Work instructions: In the entries below, find the lines with the word "меньшевиков" and copy them.
— BEGIN Given records —
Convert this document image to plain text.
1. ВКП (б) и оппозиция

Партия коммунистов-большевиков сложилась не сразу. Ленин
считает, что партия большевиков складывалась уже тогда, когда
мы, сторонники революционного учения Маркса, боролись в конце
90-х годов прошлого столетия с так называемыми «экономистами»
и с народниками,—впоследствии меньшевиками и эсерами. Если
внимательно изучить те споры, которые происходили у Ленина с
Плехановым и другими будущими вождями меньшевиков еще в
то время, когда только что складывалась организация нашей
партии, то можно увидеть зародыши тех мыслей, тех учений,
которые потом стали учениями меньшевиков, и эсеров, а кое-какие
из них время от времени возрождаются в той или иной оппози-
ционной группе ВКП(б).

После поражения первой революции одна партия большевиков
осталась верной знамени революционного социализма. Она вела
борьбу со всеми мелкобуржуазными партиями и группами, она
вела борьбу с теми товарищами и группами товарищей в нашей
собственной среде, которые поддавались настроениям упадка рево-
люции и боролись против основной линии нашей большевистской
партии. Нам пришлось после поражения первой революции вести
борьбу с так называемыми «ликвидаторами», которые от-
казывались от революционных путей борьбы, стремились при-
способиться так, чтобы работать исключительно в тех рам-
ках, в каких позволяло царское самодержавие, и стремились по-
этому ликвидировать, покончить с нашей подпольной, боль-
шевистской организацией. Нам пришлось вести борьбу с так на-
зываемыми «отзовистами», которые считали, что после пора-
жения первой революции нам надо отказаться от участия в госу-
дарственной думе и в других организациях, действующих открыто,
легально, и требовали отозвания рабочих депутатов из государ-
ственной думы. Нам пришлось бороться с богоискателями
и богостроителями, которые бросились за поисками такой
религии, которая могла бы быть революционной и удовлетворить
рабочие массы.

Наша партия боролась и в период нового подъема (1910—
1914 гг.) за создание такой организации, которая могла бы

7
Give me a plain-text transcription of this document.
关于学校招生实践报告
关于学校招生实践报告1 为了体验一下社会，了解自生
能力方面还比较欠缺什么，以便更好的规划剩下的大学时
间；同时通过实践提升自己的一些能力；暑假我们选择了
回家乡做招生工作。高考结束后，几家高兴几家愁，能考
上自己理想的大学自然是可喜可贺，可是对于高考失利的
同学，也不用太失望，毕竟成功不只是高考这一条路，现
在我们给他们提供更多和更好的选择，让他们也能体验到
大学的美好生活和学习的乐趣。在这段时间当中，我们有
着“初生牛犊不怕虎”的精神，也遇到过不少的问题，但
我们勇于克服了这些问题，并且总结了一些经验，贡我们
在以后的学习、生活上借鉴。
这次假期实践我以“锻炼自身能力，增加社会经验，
— END Given records —
Exercise result:
Плехановым и другими будущими вождями меньшевиков еще в
которые потом стали учениями меньшевиков, и эсеров, а кое-какие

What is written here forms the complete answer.